WRITTEN EXERCISE.
Pull out every line from the listing that has the word "ohlc".

[start of EXERCISE DATA]

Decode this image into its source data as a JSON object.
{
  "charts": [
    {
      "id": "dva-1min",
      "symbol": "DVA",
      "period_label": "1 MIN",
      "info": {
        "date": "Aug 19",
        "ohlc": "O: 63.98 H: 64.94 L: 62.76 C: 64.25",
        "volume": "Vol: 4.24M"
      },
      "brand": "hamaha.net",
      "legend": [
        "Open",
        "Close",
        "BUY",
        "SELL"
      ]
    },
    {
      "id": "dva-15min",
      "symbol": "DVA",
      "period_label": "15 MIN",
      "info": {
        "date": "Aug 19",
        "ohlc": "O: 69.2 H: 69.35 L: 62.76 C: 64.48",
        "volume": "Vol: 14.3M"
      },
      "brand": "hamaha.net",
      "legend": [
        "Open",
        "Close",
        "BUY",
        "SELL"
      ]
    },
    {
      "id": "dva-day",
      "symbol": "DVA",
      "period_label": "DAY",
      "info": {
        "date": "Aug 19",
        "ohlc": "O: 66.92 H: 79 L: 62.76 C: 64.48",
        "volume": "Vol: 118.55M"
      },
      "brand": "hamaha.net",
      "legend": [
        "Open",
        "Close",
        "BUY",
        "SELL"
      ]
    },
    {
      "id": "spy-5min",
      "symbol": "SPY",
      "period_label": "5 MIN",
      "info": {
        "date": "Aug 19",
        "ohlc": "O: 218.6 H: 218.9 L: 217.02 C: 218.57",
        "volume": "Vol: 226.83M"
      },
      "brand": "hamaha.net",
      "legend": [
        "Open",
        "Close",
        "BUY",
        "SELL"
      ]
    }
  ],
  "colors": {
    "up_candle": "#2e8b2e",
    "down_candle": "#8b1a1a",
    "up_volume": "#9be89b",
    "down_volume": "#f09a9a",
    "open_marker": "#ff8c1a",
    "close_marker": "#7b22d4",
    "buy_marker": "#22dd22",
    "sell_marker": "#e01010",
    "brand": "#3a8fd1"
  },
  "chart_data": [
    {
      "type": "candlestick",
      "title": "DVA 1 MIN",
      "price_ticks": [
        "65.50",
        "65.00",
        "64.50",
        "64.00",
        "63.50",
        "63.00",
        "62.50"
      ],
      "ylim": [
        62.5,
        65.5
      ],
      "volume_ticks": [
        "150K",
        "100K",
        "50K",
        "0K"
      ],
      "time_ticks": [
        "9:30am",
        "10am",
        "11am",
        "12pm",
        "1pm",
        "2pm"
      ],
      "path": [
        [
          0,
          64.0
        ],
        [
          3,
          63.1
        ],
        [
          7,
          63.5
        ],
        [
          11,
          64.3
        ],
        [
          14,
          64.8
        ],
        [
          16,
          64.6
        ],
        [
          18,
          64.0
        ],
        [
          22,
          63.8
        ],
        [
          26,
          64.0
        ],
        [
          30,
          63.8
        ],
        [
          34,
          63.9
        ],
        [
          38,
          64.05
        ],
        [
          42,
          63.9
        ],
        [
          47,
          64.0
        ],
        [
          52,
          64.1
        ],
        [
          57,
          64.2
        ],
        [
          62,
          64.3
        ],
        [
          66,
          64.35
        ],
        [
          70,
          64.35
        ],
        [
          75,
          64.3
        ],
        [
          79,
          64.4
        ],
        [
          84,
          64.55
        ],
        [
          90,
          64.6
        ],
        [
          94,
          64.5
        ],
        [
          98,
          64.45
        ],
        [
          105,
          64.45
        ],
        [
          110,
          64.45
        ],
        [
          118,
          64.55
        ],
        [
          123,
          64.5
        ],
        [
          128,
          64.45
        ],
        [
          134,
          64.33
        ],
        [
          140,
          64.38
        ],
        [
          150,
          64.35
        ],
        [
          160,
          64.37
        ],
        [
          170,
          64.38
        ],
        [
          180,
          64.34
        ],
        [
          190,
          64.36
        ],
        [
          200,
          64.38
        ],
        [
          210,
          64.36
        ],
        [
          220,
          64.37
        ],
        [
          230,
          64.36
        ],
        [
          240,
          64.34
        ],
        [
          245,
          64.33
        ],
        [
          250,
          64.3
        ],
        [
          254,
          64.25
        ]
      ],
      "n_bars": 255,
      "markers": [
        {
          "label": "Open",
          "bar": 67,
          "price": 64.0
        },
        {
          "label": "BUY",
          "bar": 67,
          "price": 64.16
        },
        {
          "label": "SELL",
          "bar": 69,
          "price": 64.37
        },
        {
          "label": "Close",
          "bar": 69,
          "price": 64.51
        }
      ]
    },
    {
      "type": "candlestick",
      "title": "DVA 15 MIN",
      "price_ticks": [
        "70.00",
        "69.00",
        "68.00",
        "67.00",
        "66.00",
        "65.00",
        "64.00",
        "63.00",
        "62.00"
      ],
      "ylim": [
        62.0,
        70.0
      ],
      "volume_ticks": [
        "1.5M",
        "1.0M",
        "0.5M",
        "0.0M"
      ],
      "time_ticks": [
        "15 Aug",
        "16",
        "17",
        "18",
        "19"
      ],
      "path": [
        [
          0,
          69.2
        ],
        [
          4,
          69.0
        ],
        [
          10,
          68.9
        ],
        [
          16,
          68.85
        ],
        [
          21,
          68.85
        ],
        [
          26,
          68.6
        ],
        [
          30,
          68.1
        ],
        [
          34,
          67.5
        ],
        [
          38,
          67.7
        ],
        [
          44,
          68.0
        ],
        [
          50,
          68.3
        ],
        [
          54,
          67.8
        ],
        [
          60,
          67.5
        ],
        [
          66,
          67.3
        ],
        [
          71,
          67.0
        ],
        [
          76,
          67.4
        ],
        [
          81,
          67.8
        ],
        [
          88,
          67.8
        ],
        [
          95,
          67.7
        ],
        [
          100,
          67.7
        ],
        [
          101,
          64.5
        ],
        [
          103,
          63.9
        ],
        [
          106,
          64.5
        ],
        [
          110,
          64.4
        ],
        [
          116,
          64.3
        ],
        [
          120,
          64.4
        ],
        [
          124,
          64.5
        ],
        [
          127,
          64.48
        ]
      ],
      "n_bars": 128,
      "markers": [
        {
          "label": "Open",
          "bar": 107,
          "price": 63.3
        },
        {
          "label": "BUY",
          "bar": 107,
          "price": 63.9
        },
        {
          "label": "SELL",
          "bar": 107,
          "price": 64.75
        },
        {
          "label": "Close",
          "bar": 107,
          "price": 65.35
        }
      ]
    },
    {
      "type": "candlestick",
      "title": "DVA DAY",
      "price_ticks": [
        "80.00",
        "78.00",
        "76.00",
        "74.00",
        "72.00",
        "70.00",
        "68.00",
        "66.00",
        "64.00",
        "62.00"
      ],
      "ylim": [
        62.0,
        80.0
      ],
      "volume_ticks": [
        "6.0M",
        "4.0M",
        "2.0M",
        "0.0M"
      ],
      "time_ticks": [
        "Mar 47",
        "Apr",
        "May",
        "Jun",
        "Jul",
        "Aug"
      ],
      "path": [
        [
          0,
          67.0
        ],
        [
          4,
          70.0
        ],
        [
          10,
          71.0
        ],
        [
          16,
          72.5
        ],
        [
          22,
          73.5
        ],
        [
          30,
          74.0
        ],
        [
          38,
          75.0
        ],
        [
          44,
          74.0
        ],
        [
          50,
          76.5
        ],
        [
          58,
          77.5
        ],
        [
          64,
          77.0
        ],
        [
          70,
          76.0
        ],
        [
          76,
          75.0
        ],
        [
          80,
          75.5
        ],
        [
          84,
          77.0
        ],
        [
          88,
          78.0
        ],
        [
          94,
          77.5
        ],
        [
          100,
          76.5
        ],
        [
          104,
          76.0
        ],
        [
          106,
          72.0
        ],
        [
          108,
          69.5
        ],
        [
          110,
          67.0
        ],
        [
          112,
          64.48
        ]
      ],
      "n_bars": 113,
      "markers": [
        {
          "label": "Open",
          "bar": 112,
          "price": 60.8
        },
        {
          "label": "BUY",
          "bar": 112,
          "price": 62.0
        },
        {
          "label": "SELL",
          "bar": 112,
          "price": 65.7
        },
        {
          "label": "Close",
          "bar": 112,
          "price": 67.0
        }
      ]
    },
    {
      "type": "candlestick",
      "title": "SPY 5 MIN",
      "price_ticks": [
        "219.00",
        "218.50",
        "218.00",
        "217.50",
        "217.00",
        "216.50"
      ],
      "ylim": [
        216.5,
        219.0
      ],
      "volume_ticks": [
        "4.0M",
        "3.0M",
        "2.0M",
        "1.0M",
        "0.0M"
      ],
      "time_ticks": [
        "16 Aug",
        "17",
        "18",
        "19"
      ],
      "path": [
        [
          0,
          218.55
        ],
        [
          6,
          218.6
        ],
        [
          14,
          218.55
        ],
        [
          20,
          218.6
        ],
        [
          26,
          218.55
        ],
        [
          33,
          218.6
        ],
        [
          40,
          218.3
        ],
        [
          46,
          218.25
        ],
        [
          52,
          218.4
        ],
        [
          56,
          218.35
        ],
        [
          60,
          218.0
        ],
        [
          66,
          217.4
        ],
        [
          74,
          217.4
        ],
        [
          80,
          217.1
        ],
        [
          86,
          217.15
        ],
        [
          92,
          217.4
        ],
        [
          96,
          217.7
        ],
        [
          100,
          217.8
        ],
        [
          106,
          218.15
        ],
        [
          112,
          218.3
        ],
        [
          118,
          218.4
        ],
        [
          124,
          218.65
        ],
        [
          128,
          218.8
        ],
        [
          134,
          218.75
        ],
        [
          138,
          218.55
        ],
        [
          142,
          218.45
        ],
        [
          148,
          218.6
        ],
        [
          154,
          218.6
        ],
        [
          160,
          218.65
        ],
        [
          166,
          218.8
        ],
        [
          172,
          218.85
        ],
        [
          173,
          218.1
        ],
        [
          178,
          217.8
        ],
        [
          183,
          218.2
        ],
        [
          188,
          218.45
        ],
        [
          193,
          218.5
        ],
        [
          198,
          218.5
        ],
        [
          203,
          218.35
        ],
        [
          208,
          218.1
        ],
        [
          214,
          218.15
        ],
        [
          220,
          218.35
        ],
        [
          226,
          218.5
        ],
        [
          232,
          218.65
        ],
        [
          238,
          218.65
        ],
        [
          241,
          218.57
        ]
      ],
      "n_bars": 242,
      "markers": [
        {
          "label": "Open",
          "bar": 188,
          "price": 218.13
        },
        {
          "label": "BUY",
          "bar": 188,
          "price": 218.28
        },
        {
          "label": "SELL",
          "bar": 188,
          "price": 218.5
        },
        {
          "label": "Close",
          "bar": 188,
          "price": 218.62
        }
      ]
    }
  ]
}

[end of EXERCISE DATA]

THE SOLUTION.
        "ohlc": "O: 63.98 H: 64.94 L: 62.76 C: 64.25",
        "ohlc": "O: 69.2 H: 69.35 L: 62.76 C: 64.48",
        "ohlc": "O: 66.92 H: 79 L: 62.76 C: 64.48",
        "ohlc": "O: 218.6 H: 218.9 L: 217.02 C: 218.57",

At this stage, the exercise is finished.